Required work: Filter this material down to the lines that hold "color", copying each one.

Entries supplied:
>>>>>

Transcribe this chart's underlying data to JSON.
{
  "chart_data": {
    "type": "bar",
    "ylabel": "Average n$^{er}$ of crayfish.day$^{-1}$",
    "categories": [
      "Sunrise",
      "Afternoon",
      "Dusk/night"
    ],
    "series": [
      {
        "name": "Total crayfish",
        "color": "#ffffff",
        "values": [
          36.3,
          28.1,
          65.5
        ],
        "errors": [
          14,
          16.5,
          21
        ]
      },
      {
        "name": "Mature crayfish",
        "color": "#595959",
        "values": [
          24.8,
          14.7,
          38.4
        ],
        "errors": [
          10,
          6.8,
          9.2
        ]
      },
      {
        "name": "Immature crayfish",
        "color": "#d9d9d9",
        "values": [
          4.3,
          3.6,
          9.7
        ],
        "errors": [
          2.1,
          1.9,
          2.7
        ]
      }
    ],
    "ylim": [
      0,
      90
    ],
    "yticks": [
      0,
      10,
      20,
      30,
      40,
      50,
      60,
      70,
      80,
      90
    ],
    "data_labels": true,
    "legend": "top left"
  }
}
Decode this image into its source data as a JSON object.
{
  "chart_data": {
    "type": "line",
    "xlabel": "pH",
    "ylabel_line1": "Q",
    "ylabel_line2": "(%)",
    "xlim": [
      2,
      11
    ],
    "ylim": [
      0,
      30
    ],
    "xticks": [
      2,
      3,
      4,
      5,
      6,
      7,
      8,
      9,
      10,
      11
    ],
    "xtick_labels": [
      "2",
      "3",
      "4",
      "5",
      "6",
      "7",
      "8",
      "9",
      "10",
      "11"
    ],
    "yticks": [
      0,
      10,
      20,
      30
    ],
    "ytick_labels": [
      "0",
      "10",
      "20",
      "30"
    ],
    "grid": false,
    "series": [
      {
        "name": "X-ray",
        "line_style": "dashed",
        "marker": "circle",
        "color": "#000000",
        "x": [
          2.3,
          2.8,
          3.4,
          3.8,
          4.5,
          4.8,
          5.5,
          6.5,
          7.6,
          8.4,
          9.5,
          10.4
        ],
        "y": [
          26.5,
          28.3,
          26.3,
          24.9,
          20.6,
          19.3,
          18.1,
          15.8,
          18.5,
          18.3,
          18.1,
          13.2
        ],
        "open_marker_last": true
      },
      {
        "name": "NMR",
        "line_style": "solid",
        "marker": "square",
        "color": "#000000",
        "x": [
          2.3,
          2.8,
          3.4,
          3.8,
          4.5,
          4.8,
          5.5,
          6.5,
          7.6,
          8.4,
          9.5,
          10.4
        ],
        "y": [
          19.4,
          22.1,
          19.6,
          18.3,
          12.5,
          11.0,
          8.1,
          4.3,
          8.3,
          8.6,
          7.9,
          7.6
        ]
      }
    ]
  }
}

<<<<<

Written answer:
        "color": "#ffffff",
        "color": "#595959",
        "color": "#d9d9d9",
        "color": "#000000",
        "color": "#000000",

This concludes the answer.